>> begin

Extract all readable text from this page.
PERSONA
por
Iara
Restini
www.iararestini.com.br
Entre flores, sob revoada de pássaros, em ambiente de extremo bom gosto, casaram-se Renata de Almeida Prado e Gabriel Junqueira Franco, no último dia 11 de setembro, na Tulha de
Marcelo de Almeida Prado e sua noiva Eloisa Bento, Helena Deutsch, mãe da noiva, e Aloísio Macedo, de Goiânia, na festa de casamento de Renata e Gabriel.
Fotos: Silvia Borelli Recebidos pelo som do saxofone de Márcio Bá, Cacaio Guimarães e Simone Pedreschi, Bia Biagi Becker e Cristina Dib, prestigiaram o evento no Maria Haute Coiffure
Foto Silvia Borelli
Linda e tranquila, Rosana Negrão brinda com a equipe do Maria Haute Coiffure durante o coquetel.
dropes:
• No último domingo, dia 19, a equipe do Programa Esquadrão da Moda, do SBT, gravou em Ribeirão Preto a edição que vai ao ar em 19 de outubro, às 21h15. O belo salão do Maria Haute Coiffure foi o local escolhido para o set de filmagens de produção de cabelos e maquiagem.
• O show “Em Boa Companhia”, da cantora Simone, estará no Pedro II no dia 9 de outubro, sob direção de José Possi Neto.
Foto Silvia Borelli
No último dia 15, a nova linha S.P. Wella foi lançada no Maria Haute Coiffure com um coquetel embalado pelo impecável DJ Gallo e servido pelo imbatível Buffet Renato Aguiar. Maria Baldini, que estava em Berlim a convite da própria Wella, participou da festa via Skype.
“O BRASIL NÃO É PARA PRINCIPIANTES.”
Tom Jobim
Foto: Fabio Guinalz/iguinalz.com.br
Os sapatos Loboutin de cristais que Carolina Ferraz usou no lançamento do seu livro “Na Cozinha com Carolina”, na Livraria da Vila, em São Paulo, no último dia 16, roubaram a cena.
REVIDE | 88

>> end

Do this: Extract each entry in full and write it down exactly.

Response to this exercise:
Extract all readable text from this page.
PERSONA
por
Iara
Restini
www.iararestini.com.br
Entre flores, sob revoada de pássaros, em ambiente de extremo bom gosto, casaram-se Renata de Almeida Prado e Gabriel Junqueira Franco, no último dia 11 de setembro, na Tulha de
Marcelo de Almeida Prado e sua noiva Eloisa Bento, Helena Deutsch, mãe da noiva, e Aloísio Macedo, de Goiânia, na festa de casamento de Renata e Gabriel.
Fotos: Silvia Borelli Recebidos pelo som do saxofone de Márcio Bá, Cacaio Guimarães e Simone Pedreschi, Bia Biagi Becker e Cristina Dib, prestigiaram o evento no Maria Haute Coiffure
Foto Silvia Borelli
Linda e tranquila, Rosana Negrão brinda com a equipe do Maria Haute Coiffure durante o coquetel.
dropes:
• No último domingo, dia 19, a equipe do Programa Esquadrão da Moda, do SBT, gravou em Ribeirão Preto a edição que vai ao ar em 19 de outubro, às 21h15. O belo salão do Maria Haute Coiffure foi o local escolhido para o set de filmagens de produção de cabelos e maquiagem.
• O show “Em Boa Companhia”, da cantora Simone, estará no Pedro II no dia 9 de outubro, sob direção de José Possi Neto.
Foto Silvia Borelli
No último dia 15, a nova linha S.P. Wella foi lançada no Maria Haute Coiffure com um coquetel embalado pelo impecável DJ Gallo e servido pelo imbatível Buffet Renato Aguiar. Maria Baldini, que estava em Berlim a convite da própria Wella, participou da festa via Skype.
“O BRASIL NÃO É PARA PRINCIPIANTES.”
Tom Jobim
Foto: Fabio Guinalz/iguinalz.com.br
Os sapatos Loboutin de cristais que Carolina Ferraz usou no lançamento do seu livro “Na Cozinha com Carolina”, na Livraria da Vila, em São Paulo, no último dia 16, roubaram a cena.
REVIDE | 88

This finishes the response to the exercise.